• [AIM OF THE TASK] Copy every line that mentions the word "again".
— begin EXTRACTED INFORMATION —
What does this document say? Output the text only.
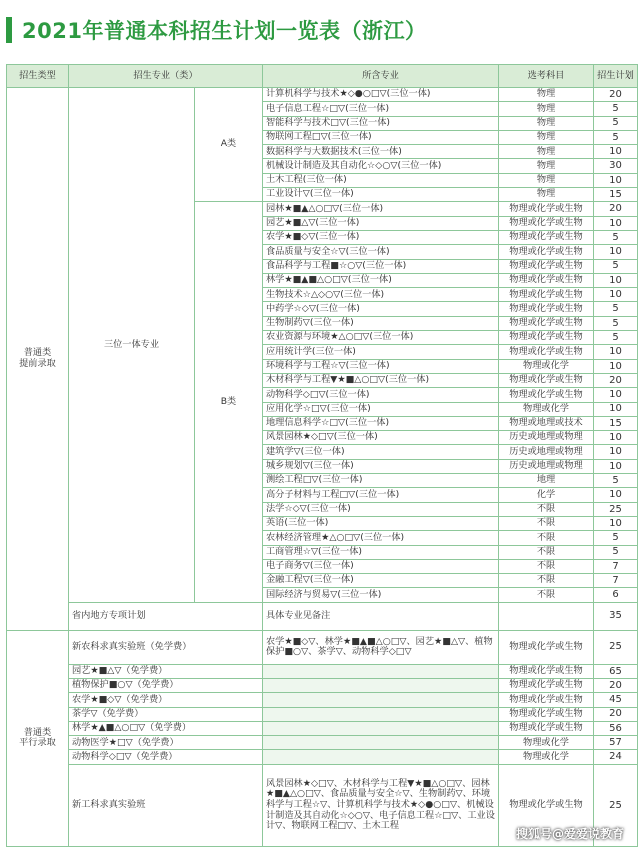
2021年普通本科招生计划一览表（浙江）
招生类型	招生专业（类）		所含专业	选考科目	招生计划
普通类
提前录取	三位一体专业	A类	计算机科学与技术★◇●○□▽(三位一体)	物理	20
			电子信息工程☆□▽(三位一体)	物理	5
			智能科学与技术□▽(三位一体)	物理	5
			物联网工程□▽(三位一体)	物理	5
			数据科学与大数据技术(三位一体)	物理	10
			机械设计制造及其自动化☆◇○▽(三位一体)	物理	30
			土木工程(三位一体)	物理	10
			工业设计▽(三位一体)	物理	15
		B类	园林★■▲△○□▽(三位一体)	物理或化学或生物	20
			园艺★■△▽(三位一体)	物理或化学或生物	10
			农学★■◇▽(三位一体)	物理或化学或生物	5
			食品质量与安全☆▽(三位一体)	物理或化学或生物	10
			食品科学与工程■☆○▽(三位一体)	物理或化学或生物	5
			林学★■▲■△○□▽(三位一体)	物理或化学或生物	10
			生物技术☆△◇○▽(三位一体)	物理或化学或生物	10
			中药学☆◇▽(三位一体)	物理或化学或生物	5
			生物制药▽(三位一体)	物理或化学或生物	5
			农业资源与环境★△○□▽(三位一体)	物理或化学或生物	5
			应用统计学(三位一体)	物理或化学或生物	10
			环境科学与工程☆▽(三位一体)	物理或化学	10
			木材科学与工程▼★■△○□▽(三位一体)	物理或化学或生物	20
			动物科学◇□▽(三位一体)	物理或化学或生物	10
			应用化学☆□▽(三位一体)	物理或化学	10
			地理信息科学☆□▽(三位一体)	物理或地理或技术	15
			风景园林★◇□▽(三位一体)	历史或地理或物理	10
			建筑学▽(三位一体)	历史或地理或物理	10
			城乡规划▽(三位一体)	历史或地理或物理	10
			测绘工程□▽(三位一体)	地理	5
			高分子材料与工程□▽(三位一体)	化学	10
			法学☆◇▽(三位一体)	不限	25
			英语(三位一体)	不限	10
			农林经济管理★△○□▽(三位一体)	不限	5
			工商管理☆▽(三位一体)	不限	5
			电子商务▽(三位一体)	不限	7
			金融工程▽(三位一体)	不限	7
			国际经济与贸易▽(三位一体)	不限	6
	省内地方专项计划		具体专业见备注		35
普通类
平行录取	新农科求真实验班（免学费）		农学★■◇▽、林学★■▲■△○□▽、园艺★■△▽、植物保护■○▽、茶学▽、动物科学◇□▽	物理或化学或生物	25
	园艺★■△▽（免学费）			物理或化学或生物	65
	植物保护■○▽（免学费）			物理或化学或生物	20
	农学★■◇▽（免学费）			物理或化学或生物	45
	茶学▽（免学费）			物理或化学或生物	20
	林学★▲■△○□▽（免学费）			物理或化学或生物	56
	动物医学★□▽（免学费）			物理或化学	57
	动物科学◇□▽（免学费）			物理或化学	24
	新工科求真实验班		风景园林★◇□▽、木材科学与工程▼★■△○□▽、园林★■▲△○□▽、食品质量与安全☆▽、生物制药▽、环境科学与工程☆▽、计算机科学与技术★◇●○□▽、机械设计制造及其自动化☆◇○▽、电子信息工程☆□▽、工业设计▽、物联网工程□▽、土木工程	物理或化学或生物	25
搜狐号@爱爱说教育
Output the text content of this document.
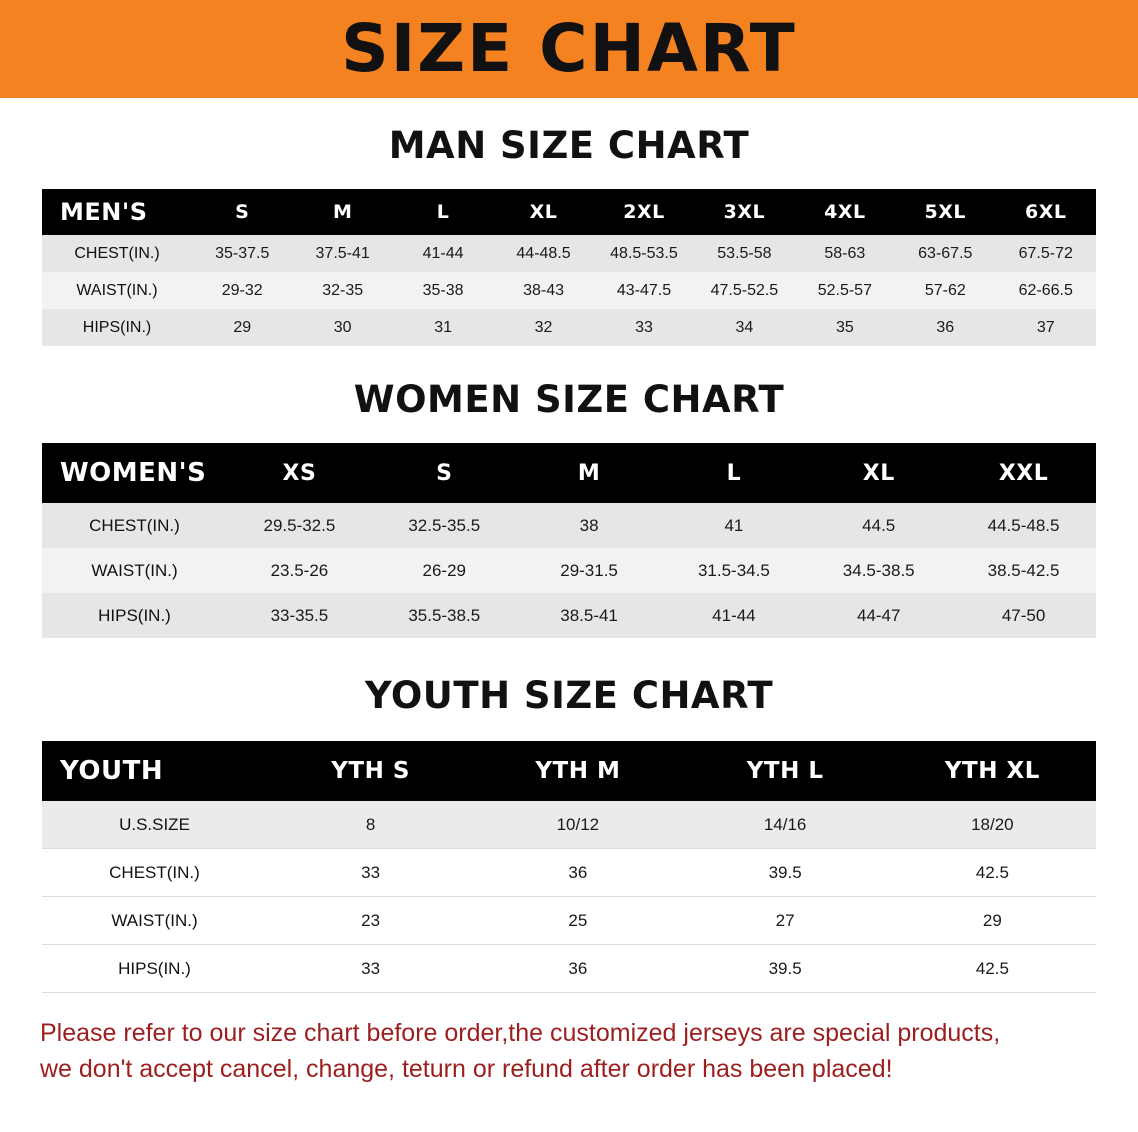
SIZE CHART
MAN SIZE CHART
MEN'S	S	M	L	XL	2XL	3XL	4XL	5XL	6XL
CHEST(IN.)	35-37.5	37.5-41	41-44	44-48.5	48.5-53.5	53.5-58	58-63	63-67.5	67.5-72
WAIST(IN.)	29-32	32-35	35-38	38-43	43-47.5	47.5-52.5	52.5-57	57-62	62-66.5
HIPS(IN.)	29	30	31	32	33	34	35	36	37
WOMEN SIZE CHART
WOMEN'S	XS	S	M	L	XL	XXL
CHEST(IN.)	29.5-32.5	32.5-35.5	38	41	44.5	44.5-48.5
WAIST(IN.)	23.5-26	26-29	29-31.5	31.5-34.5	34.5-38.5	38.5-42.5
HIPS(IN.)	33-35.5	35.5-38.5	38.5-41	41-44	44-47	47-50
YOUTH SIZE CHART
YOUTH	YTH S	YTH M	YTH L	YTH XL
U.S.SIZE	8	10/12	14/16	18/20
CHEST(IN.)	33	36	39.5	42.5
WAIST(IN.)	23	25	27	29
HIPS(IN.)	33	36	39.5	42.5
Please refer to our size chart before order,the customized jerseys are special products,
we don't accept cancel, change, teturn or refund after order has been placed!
— end EXTRACTED INFORMATION —
— begin EXTRACTED INFORMATION —
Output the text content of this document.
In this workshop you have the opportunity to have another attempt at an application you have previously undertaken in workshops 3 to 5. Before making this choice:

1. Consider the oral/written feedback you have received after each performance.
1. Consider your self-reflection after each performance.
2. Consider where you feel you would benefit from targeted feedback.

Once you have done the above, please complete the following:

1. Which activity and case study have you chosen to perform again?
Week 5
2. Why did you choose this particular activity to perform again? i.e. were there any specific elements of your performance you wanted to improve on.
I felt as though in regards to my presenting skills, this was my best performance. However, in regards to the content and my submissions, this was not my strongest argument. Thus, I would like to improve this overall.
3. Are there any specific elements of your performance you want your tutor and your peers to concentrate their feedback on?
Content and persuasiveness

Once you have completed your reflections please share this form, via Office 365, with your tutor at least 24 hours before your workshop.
— end EXTRACTED INFORMATION —
— begin EXTRACTED INFORMATION —
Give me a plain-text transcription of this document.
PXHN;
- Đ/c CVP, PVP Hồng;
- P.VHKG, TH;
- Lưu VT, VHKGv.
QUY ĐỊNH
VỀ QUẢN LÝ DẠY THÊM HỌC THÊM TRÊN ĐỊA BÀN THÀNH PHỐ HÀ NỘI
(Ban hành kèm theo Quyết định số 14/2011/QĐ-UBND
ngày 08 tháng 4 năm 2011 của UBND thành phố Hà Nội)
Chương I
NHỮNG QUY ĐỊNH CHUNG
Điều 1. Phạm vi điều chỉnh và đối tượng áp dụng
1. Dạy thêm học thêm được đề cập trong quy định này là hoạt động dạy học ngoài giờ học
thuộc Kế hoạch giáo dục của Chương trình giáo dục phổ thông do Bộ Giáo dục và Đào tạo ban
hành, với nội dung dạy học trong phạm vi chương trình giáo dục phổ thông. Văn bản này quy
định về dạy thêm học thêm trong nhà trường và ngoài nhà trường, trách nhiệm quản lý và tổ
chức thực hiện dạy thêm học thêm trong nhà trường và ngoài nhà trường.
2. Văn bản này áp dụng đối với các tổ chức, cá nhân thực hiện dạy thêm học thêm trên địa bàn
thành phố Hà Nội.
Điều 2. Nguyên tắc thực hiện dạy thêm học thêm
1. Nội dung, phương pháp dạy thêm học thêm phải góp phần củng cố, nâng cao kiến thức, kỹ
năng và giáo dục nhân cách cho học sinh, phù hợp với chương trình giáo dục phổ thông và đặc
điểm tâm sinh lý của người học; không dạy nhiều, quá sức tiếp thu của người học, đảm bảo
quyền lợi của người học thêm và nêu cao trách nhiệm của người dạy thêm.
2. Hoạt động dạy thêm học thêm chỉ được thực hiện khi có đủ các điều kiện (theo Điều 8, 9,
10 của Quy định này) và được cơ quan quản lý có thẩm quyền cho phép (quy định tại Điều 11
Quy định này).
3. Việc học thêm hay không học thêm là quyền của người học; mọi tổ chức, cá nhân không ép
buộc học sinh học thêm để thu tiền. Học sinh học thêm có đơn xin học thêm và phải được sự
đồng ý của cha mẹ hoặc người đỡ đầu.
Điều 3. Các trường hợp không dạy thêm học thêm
— end EXTRACTED INFORMATION —
• [OUTPUT OF THE EXERCISE]
1. Which activity and case study have you chosen to perform again?
2. Why did you choose this particular activity to perform again? i.e. were there any specific elements of your performance you wanted to improve on.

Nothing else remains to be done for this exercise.